## THE EXERCISE
Drop the images; return everything else in the listing below exactly.

begin

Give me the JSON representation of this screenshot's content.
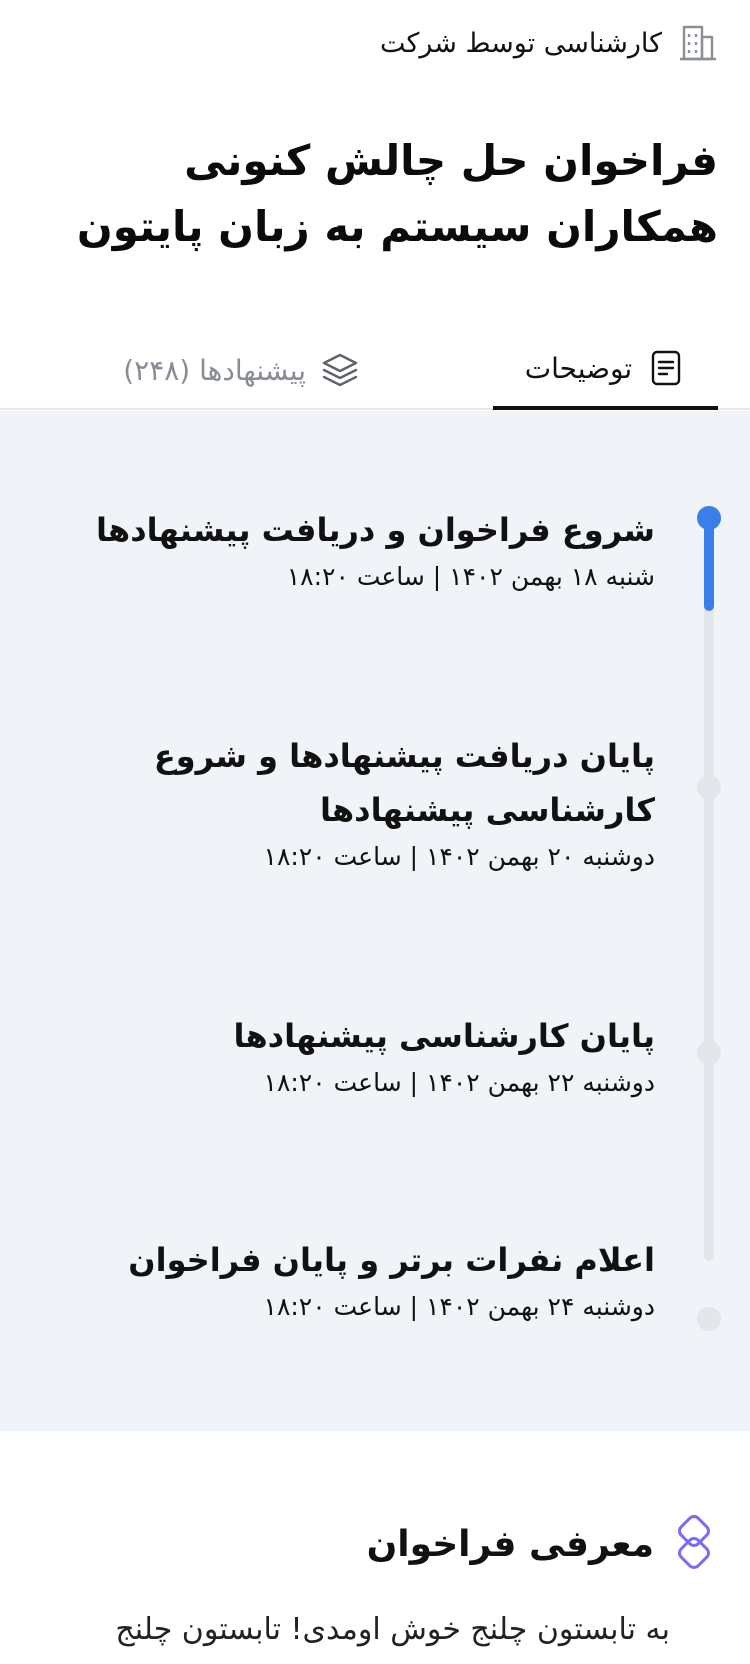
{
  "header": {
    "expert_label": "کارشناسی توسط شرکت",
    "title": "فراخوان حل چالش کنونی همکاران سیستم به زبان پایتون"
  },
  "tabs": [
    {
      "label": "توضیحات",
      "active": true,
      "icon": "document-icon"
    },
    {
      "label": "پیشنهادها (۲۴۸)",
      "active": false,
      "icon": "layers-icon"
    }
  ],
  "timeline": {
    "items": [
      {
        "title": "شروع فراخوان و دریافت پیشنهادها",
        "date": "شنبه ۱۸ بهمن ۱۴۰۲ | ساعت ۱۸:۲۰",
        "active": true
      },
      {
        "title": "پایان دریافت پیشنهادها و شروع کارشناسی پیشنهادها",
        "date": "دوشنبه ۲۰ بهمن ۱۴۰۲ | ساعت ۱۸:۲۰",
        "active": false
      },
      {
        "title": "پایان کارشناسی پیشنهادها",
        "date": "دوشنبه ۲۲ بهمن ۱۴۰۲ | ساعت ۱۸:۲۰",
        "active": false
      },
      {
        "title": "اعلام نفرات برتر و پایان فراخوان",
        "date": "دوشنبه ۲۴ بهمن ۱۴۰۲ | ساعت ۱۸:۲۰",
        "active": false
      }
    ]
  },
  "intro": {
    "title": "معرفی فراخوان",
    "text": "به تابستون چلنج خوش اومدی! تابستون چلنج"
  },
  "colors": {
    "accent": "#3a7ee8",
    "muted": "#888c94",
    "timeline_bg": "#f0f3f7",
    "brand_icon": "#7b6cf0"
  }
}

end

## RESULT
Give me the JSON representation of this screenshot's content.
{
  "header": {
    "expert_label": "کارشناسی توسط شرکت",
    "title": "فراخوان حل چالش کنونی همکاران سیستم به زبان پایتون"
  },
  "tabs": [
    {
      "label": "توضیحات",
      "active": true,
      "icon": "document-icon"
    },
    {
      "label": "پیشنهادها (۲۴۸)",
      "active": false,
      "icon": "layers-icon"
    }
  ],
  "timeline": {
    "items": [
      {
        "title": "شروع فراخوان و دریافت پیشنهادها",
        "date": "شنبه ۱۸ بهمن ۱۴۰۲ | ساعت ۱۸:۲۰",
        "active": true
      },
      {
        "title": "پایان دریافت پیشنهادها و شروع کارشناسی پیشنهادها",
        "date": "دوشنبه ۲۰ بهمن ۱۴۰۲ | ساعت ۱۸:۲۰",
        "active": false
      },
      {
        "title": "پایان کارشناسی پیشنهادها",
        "date": "دوشنبه ۲۲ بهمن ۱۴۰۲ | ساعت ۱۸:۲۰",
        "active": false
      },
      {
        "title": "اعلام نفرات برتر و پایان فراخوان",
        "date": "دوشنبه ۲۴ بهمن ۱۴۰۲ | ساعت ۱۸:۲۰",
        "active": false
      }
    ]
  },
  "intro": {
    "title": "معرفی فراخوان",
    "text": "به تابستون چلنج خوش اومدی! تابستون چلنج"
  },
  "colors": {
    "accent": "#3a7ee8",
    "muted": "#888c94",
    "timeline_bg": "#f0f3f7",
    "brand_icon": "#7b6cf0"
  }
}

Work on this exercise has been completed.